-------- Data excerpts --------

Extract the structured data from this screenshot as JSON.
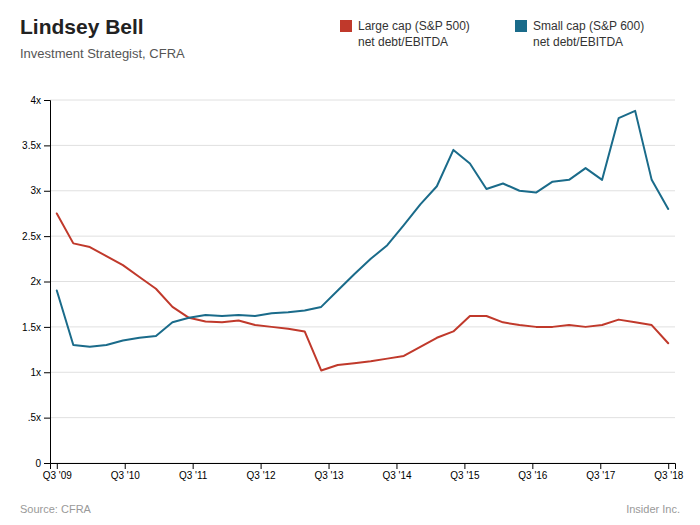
{
  "chart_data": {
    "type": "line",
    "title": "Lindsey Bell",
    "subtitle": "Investment Strategist, CFRA",
    "annotations": [
      "Source: CFRA",
      "Insider Inc."
    ],
    "x": [
      0,
      0.243243,
      0.486486,
      0.72973,
      0.972973,
      1.216216,
      1.459459,
      1.702703,
      1.945946,
      2.189189,
      2.432432,
      2.675676,
      2.918919,
      3.162162,
      3.405405,
      3.648649,
      3.891892,
      4.135135,
      4.378378,
      4.621622,
      4.864865,
      5.108108,
      5.351351,
      5.594595,
      5.837838,
      6.081081,
      6.324324,
      6.567568,
      6.810811,
      7.054054,
      7.297297,
      7.540541,
      7.783784,
      8.027027,
      8.27027,
      8.513514,
      8.756757,
      9
    ],
    "series": [
      {
        "name": "Large cap (S&P 500)\nnet debt/EBITDA",
        "color": "#c0392b",
        "values": [
          2.75,
          2.42,
          2.38,
          2.28,
          2.18,
          2.05,
          1.92,
          1.72,
          1.6,
          1.56,
          1.55,
          1.57,
          1.52,
          1.5,
          1.48,
          1.45,
          1.02,
          1.08,
          1.1,
          1.12,
          1.15,
          1.18,
          1.28,
          1.38,
          1.45,
          1.62,
          1.62,
          1.55,
          1.52,
          1.5,
          1.5,
          1.52,
          1.5,
          1.52,
          1.58,
          1.55,
          1.52,
          1.32
        ]
      },
      {
        "name": "Small cap (S&P 600)\nnet debt/EBITDA",
        "color": "#1a6b8a",
        "values": [
          1.9,
          1.3,
          1.28,
          1.3,
          1.35,
          1.38,
          1.4,
          1.55,
          1.6,
          1.63,
          1.62,
          1.63,
          1.62,
          1.65,
          1.66,
          1.68,
          1.72,
          1.9,
          2.08,
          2.25,
          2.4,
          2.62,
          2.85,
          3.05,
          3.45,
          3.3,
          3.02,
          3.08,
          3.0,
          2.98,
          3.1,
          3.12,
          3.25,
          3.12,
          3.8,
          3.88,
          3.12,
          2.8
        ]
      }
    ],
    "xlim": [
      -0.1,
      9.1
    ],
    "xticks": [
      {
        "value": 0,
        "label": "Q3 '09"
      },
      {
        "value": 1,
        "label": "Q3 '10"
      },
      {
        "value": 2,
        "label": "Q3 '11"
      },
      {
        "value": 3,
        "label": "Q3 '12"
      },
      {
        "value": 4,
        "label": "Q3 '13"
      },
      {
        "value": 5,
        "label": "Q3 '14"
      },
      {
        "value": 6,
        "label": "Q3 '15"
      },
      {
        "value": 7,
        "label": "Q3 '16"
      },
      {
        "value": 8,
        "label": "Q3 '17"
      },
      {
        "value": 9,
        "label": "Q3 '18"
      }
    ],
    "ylim": [
      0,
      4.0
    ],
    "yticks": [
      0,
      {
        "value": 0.5,
        "label": ".5x"
      },
      {
        "value": 1.0,
        "label": "1x"
      },
      {
        "value": 1.5,
        "label": "1.5x"
      },
      {
        "value": 2.0,
        "label": "2x"
      },
      {
        "value": 2.5,
        "label": "2.5x"
      },
      {
        "value": 3.0,
        "label": "3x"
      },
      {
        "value": 3.5,
        "label": "3.5x"
      },
      {
        "value": 4.0,
        "label": "4x"
      }
    ],
    "grid": true,
    "legend": "top"
  }
}
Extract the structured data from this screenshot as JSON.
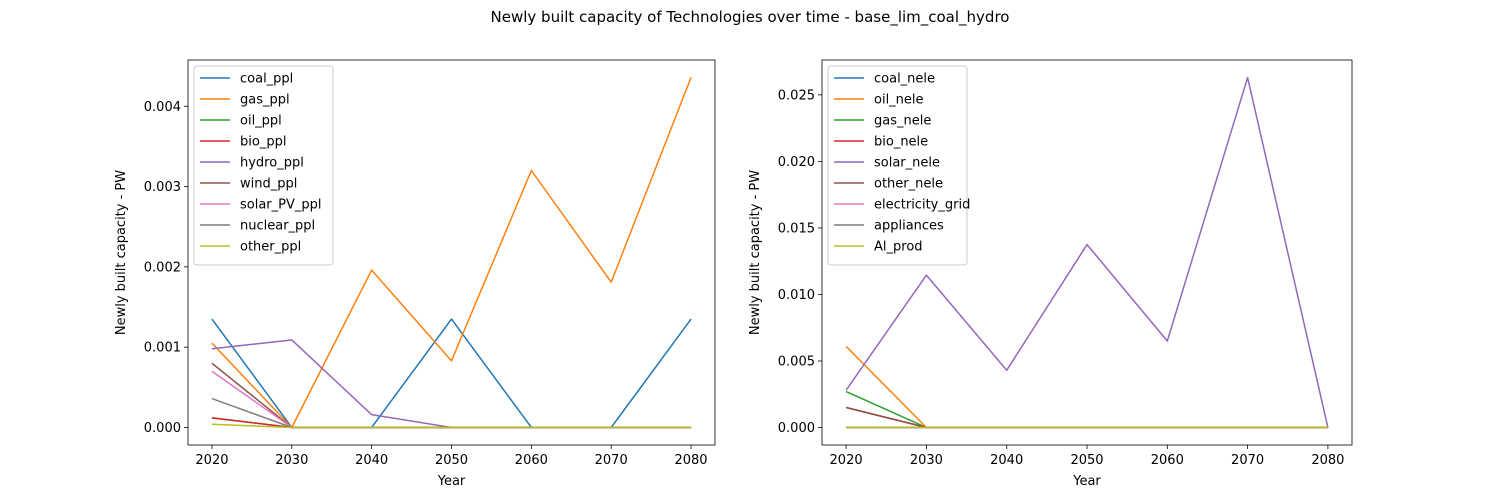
{
  "figure": {
    "title": "Newly built capacity of Technologies over time - base_lim_coal_hydro"
  },
  "colors": {
    "blue": "#1f77b4",
    "orange": "#ff7f0e",
    "green": "#2ca02c",
    "red": "#d62728",
    "purple": "#9467bd",
    "brown": "#8c564b",
    "pink": "#e377c2",
    "gray": "#7f7f7f",
    "olive": "#bcbd22"
  },
  "chart_data": [
    {
      "type": "line",
      "title": "",
      "xlabel": "Year",
      "ylabel": "Newly built capacity - PW",
      "x": [
        2020,
        2030,
        2040,
        2050,
        2060,
        2070,
        2080
      ],
      "xlim": [
        2017,
        2083
      ],
      "ylim": [
        -0.000218,
        0.004576
      ],
      "yticks": [
        "0.000",
        "0.001",
        "0.002",
        "0.003",
        "0.004"
      ],
      "ytick_values": [
        0,
        0.001,
        0.002,
        0.003,
        0.004
      ],
      "legend_position": "upper left",
      "series": [
        {
          "name": "coal_ppl",
          "color": "#1f77b4",
          "values": [
            0.00135,
            0,
            0,
            0.00135,
            0,
            0,
            0.00135
          ]
        },
        {
          "name": "gas_ppl",
          "color": "#ff7f0e",
          "values": [
            0.00105,
            0,
            0.00196,
            0.00083,
            0.0032,
            0.00181,
            0.00436
          ]
        },
        {
          "name": "oil_ppl",
          "color": "#2ca02c",
          "values": [
            0.00012,
            0,
            0,
            0,
            0,
            0,
            0
          ]
        },
        {
          "name": "bio_ppl",
          "color": "#d62728",
          "values": [
            0.00012,
            0,
            0,
            0,
            0,
            0,
            0
          ]
        },
        {
          "name": "hydro_ppl",
          "color": "#9467bd",
          "values": [
            0.00098,
            0.00109,
            0.00016,
            0,
            0,
            0,
            0
          ]
        },
        {
          "name": "wind_ppl",
          "color": "#8c564b",
          "values": [
            0.0008,
            0,
            0,
            0,
            0,
            0,
            0
          ]
        },
        {
          "name": "solar_PV_ppl",
          "color": "#e377c2",
          "values": [
            0.0007,
            0,
            0,
            0,
            0,
            0,
            0
          ]
        },
        {
          "name": "nuclear_ppl",
          "color": "#7f7f7f",
          "values": [
            0.00036,
            0,
            0,
            0,
            0,
            0,
            0
          ]
        },
        {
          "name": "other_ppl",
          "color": "#bcbd22",
          "values": [
            4e-05,
            0,
            0,
            0,
            0,
            0,
            0
          ]
        }
      ]
    },
    {
      "type": "line",
      "title": "",
      "xlabel": "Year",
      "ylabel": "Newly built capacity - PW",
      "x": [
        2020,
        2030,
        2040,
        2050,
        2060,
        2070,
        2080
      ],
      "xlim": [
        2017,
        2083
      ],
      "ylim": [
        -0.001315,
        0.02762
      ],
      "yticks": [
        "0.000",
        "0.005",
        "0.010",
        "0.015",
        "0.020",
        "0.025"
      ],
      "ytick_values": [
        0,
        0.005,
        0.01,
        0.015,
        0.02,
        0.025
      ],
      "legend_position": "upper left",
      "series": [
        {
          "name": "coal_nele",
          "color": "#1f77b4",
          "values": [
            0,
            0,
            0,
            0,
            0,
            0,
            0
          ]
        },
        {
          "name": "oil_nele",
          "color": "#ff7f0e",
          "values": [
            0.0061,
            0,
            0,
            0,
            0,
            0,
            0
          ]
        },
        {
          "name": "gas_nele",
          "color": "#2ca02c",
          "values": [
            0.0027,
            0,
            0,
            0,
            0,
            0,
            0
          ]
        },
        {
          "name": "bio_nele",
          "color": "#d62728",
          "values": [
            0.0015,
            0,
            0,
            0,
            0,
            0,
            0
          ]
        },
        {
          "name": "solar_nele",
          "color": "#9467bd",
          "values": [
            0.0028,
            0.01145,
            0.0043,
            0.01375,
            0.0065,
            0.0263,
            0
          ]
        },
        {
          "name": "other_nele",
          "color": "#8c564b",
          "values": [
            0.0015,
            0,
            0,
            0,
            0,
            0,
            0
          ]
        },
        {
          "name": "electricity_grid",
          "color": "#e377c2",
          "values": [
            0,
            0,
            0,
            0,
            0,
            0,
            0
          ]
        },
        {
          "name": "appliances",
          "color": "#7f7f7f",
          "values": [
            0,
            0,
            0,
            0,
            0,
            0,
            0
          ]
        },
        {
          "name": "Al_prod",
          "color": "#bcbd22",
          "values": [
            0,
            0,
            0,
            0,
            0,
            0,
            0
          ]
        }
      ]
    }
  ]
}
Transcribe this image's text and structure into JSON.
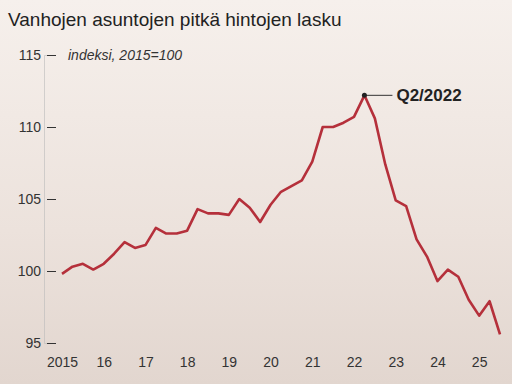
{
  "chart_data": {
    "type": "line",
    "title": "Vanhojen asuntojen pitkä hintojen lasku",
    "subtitle": "indeksi, 2015=100",
    "categories": [
      "2015",
      null,
      null,
      null,
      "16",
      null,
      null,
      null,
      "17",
      null,
      null,
      null,
      "18",
      null,
      null,
      null,
      "19",
      null,
      null,
      null,
      "20",
      null,
      null,
      null,
      "21",
      null,
      null,
      null,
      "22",
      null,
      null,
      null,
      "23",
      null,
      null,
      null,
      "24",
      null,
      null,
      null,
      "25",
      null,
      null
    ],
    "values": [
      99.8,
      100.3,
      100.5,
      100.1,
      100.5,
      101.2,
      102.0,
      101.6,
      101.8,
      103.0,
      102.6,
      102.6,
      102.8,
      104.3,
      104.0,
      104.0,
      103.9,
      105.0,
      104.4,
      103.4,
      104.6,
      105.5,
      105.9,
      106.3,
      107.6,
      110.0,
      110.0,
      110.3,
      110.7,
      112.2,
      110.6,
      107.4,
      104.9,
      104.5,
      102.2,
      101.0,
      99.3,
      100.1,
      99.6,
      98.0,
      96.9,
      97.9,
      95.6
    ],
    "color": "#b5303b",
    "ylim": [
      95,
      115
    ],
    "yticks": [
      95,
      100,
      105,
      110,
      115
    ],
    "grid": false,
    "annotations": [
      {
        "text": "Q2/2022"
      }
    ]
  }
}
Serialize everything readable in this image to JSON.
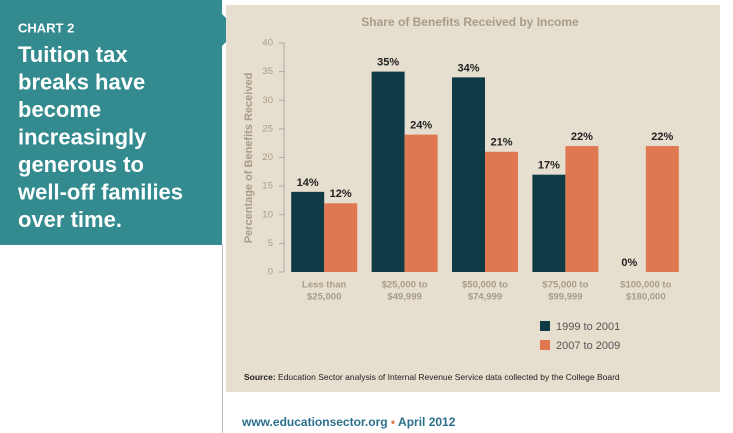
{
  "panel": {
    "label": "CHART 2",
    "headline_lines": [
      "Tuition tax",
      "breaks have",
      "become",
      "increasingly",
      "generous to",
      "well-off families",
      "over time."
    ]
  },
  "chart_data": {
    "type": "bar",
    "title": "Share of Benefits Received by Income",
    "y_label": "Percentage of Benefits Received",
    "categories": [
      [
        "Less than",
        "$25,000"
      ],
      [
        "$25,000 to",
        "$49,999"
      ],
      [
        "$50,000 to",
        "$74,999"
      ],
      [
        "$75,000 to",
        "$99,999"
      ],
      [
        "$100,000 to",
        "$180,000"
      ]
    ],
    "series": [
      {
        "name": "1999 to 2001",
        "color": "#0f3a46",
        "values": [
          14,
          35,
          34,
          17,
          0
        ],
        "value_labels": [
          "14%",
          "35%",
          "34%",
          "17%",
          "0%"
        ]
      },
      {
        "name": "2007 to 2009",
        "color": "#df7850",
        "values": [
          12,
          24,
          21,
          22,
          22
        ],
        "value_labels": [
          "12%",
          "24%",
          "21%",
          "22%",
          "22%"
        ]
      }
    ],
    "ylim": [
      0,
      40
    ],
    "yticks": [
      0,
      5,
      10,
      15,
      20,
      25,
      30,
      35,
      40
    ],
    "grid": false
  },
  "source_label": "Source:",
  "source": "Education Sector analysis of Internal Revenue Service data collected by the College Board",
  "footer": {
    "url": "www.educationsector.org",
    "date": "April 2012"
  }
}
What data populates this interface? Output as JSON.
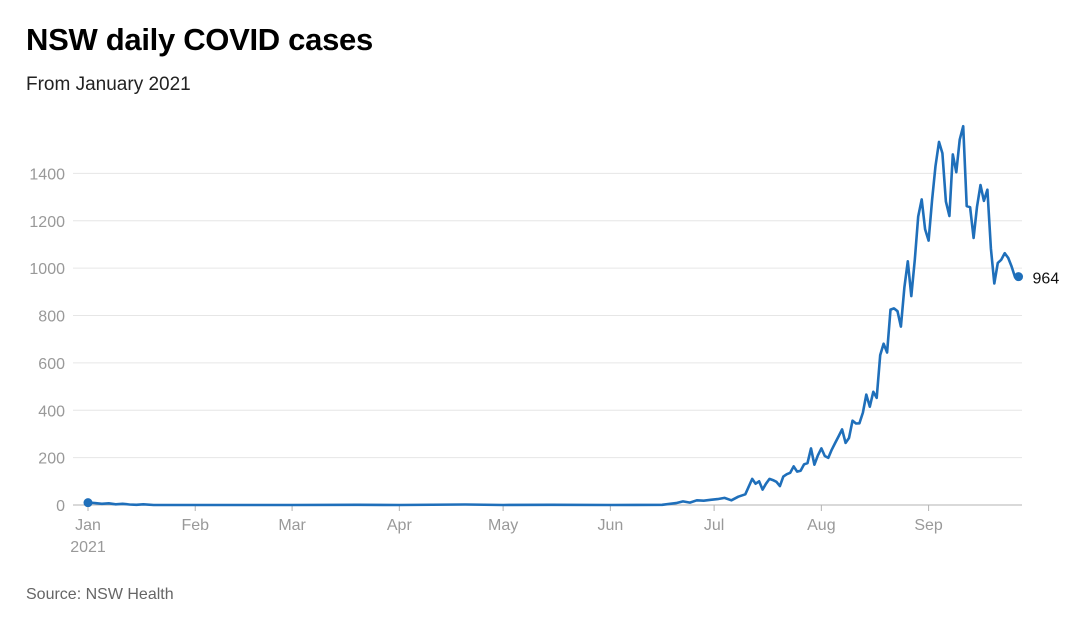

--------

Goal: Find every line in the records above that contains the word "CFRA", and copy each one.

Written response:
    "subtitle": "Investment Strategist, CFRA",
      "Source: CFRA",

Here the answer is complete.